>> BEGIN Material shown
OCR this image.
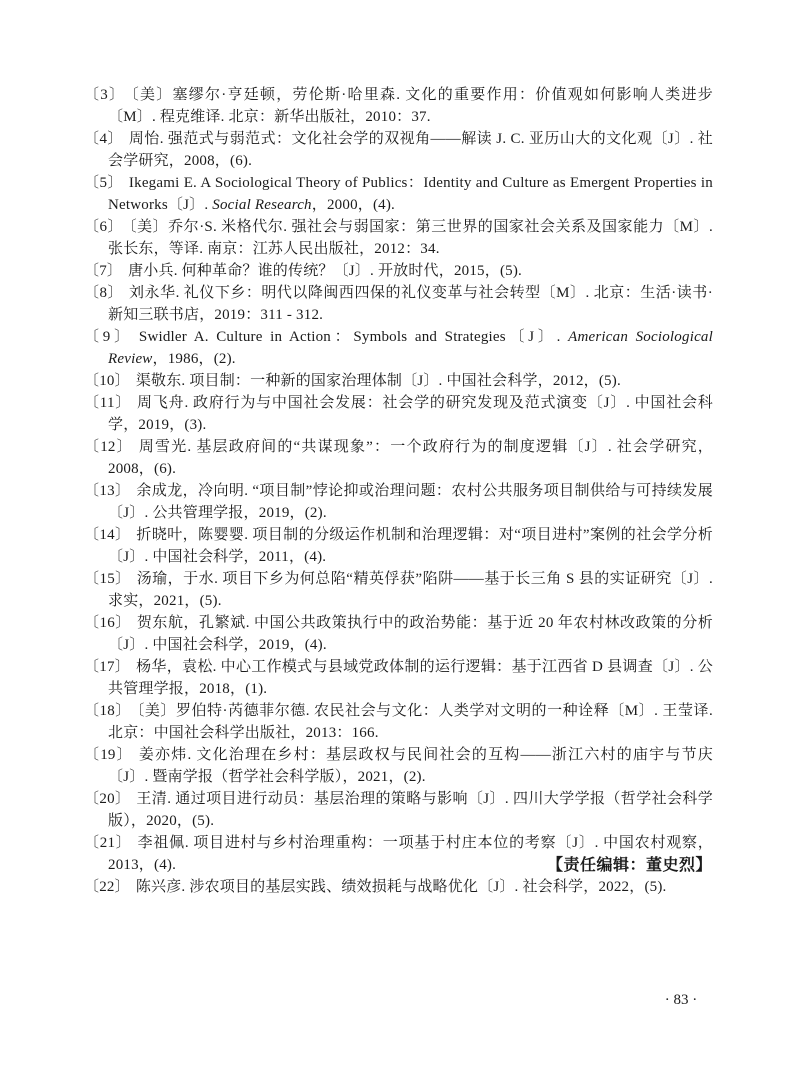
〔3〕 〔美〕塞缪尔·亨廷顿，劳伦斯·哈里森. 文化的重要作用：价值观如何影响人类进步〔M〕. 程克维译. 北京：新华出版社，2010：37.
〔4〕 周怡. 强范式与弱范式：文化社会学的双视角——解读 J. C. 亚历山大的文化观〔J〕. 社会学研究，2008，(6).
〔5〕 Ikegami E. A Sociological Theory of Publics：Identity and Culture as Emergent Properties in Networks〔J〕. Social Research，2000，(4).
〔6〕 〔美〕乔尔·S. 米格代尔. 强社会与弱国家：第三世界的国家社会关系及国家能力〔M〕. 张长东，等译. 南京：江苏人民出版社，2012：34.
〔7〕 唐小兵. 何种革命？谁的传统？〔J〕. 开放时代，2015，(5).
〔8〕 刘永华. 礼仪下乡：明代以降闽西四保的礼仪变革与社会转型〔M〕. 北京：生活·读书·新知三联书店，2019：311 - 312.
〔9〕 Swidler A. Culture in Action：Symbols and Strategies〔J〕. American Sociological Review，1986，(2).
〔10〕 渠敬东. 项目制：一种新的国家治理体制〔J〕. 中国社会科学，2012，(5).
〔11〕 周飞舟. 政府行为与中国社会发展：社会学的研究发现及范式演变〔J〕. 中国社会科学，2019，(3).
〔12〕 周雪光. 基层政府间的“共谋现象”：一个政府行为的制度逻辑〔J〕. 社会学研究，2008，(6).
〔13〕 余成龙，冷向明. “项目制”悖论抑或治理问题：农村公共服务项目制供给与可持续发展〔J〕. 公共管理学报，2019，(2).
〔14〕 折晓叶，陈婴婴. 项目制的分级运作机制和治理逻辑：对“项目进村”案例的社会学分析〔J〕. 中国社会科学，2011，(4).
〔15〕 汤瑜，于水. 项目下乡为何总陷“精英俘获”陷阱——基于长三角 S 县的实证研究〔J〕. 求实，2021，(5).
〔16〕 贺东航，孔繁斌. 中国公共政策执行中的政治势能：基于近 20 年农村林改政策的分析〔J〕. 中国社会科学，2019，(4).
〔17〕 杨华，袁松. 中心工作模式与县域党政体制的运行逻辑：基于江西省 D 县调查〔J〕. 公共管理学报，2018，(1).
〔18〕 〔美〕罗伯特·芮德菲尔德. 农民社会与文化：人类学对文明的一种诠释〔M〕. 王莹译. 北京：中国社会科学出版社，2013：166.
〔19〕 姜亦炜. 文化治理在乡村：基层政权与民间社会的互构——浙江六村的庙宇与节庆〔J〕. 暨南学报（哲学社会科学版），2021，(2).
〔20〕 王清. 通过项目进行动员：基层治理的策略与影响〔J〕. 四川大学学报（哲学社会科学版），2020，(5).
〔21〕 李祖佩. 项目进村与乡村治理重构：一项基于村庄本位的考察〔J〕. 中国农村观察，2013，(4).
〔22〕 陈兴彦. 涉农项目的基层实践、绩效损耗与战略优化〔J〕. 社会科学，2022，(5).
【责任编辑：董史烈】
· 83 ·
>> END Material shown
Aim: Copy every line of the data word for word, omitting the images.

Task response:
OCR this image.
〔3〕 〔美〕塞缪尔·亨廷顿，劳伦斯·哈里森. 文化的重要作用：价值观如何影响人类进步〔M〕. 程克维译. 北京：新华出版社，2010：37.
〔4〕 周怡. 强范式与弱范式：文化社会学的双视角——解读 J. C. 亚历山大的文化观〔J〕. 社会学研究，2008，(6).
〔5〕 Ikegami E. A Sociological Theory of Publics：Identity and Culture as Emergent Properties in Networks〔J〕. Social Research，2000，(4).
〔6〕 〔美〕乔尔·S. 米格代尔. 强社会与弱国家：第三世界的国家社会关系及国家能力〔M〕. 张长东，等译. 南京：江苏人民出版社，2012：34.
〔7〕 唐小兵. 何种革命？谁的传统？〔J〕. 开放时代，2015，(5).
〔8〕 刘永华. 礼仪下乡：明代以降闽西四保的礼仪变革与社会转型〔M〕. 北京：生活·读书·新知三联书店，2019：311 - 312.
〔9〕 Swidler A. Culture in Action：Symbols and Strategies〔J〕. American Sociological Review，1986，(2).
〔10〕 渠敬东. 项目制：一种新的国家治理体制〔J〕. 中国社会科学，2012，(5).
〔11〕 周飞舟. 政府行为与中国社会发展：社会学的研究发现及范式演变〔J〕. 中国社会科学，2019，(3).
〔12〕 周雪光. 基层政府间的“共谋现象”：一个政府行为的制度逻辑〔J〕. 社会学研究，2008，(6).
〔13〕 余成龙，冷向明. “项目制”悖论抑或治理问题：农村公共服务项目制供给与可持续发展〔J〕. 公共管理学报，2019，(2).
〔14〕 折晓叶，陈婴婴. 项目制的分级运作机制和治理逻辑：对“项目进村”案例的社会学分析〔J〕. 中国社会科学，2011，(4).
〔15〕 汤瑜，于水. 项目下乡为何总陷“精英俘获”陷阱——基于长三角 S 县的实证研究〔J〕. 求实，2021，(5).
〔16〕 贺东航，孔繁斌. 中国公共政策执行中的政治势能：基于近 20 年农村林改政策的分析〔J〕. 中国社会科学，2019，(4).
〔17〕 杨华，袁松. 中心工作模式与县域党政体制的运行逻辑：基于江西省 D 县调查〔J〕. 公共管理学报，2018，(1).
〔18〕 〔美〕罗伯特·芮德菲尔德. 农民社会与文化：人类学对文明的一种诠释〔M〕. 王莹译. 北京：中国社会科学出版社，2013：166.
〔19〕 姜亦炜. 文化治理在乡村：基层政权与民间社会的互构——浙江六村的庙宇与节庆〔J〕. 暨南学报（哲学社会科学版），2021，(2).
〔20〕 王清. 通过项目进行动员：基层治理的策略与影响〔J〕. 四川大学学报（哲学社会科学版），2020，(5).
〔21〕 李祖佩. 项目进村与乡村治理重构：一项基于村庄本位的考察〔J〕. 中国农村观察，2013，(4).
〔22〕 陈兴彦. 涉农项目的基层实践、绩效损耗与战略优化〔J〕. 社会科学，2022，(5).
【责任编辑：董史烈】
· 83 ·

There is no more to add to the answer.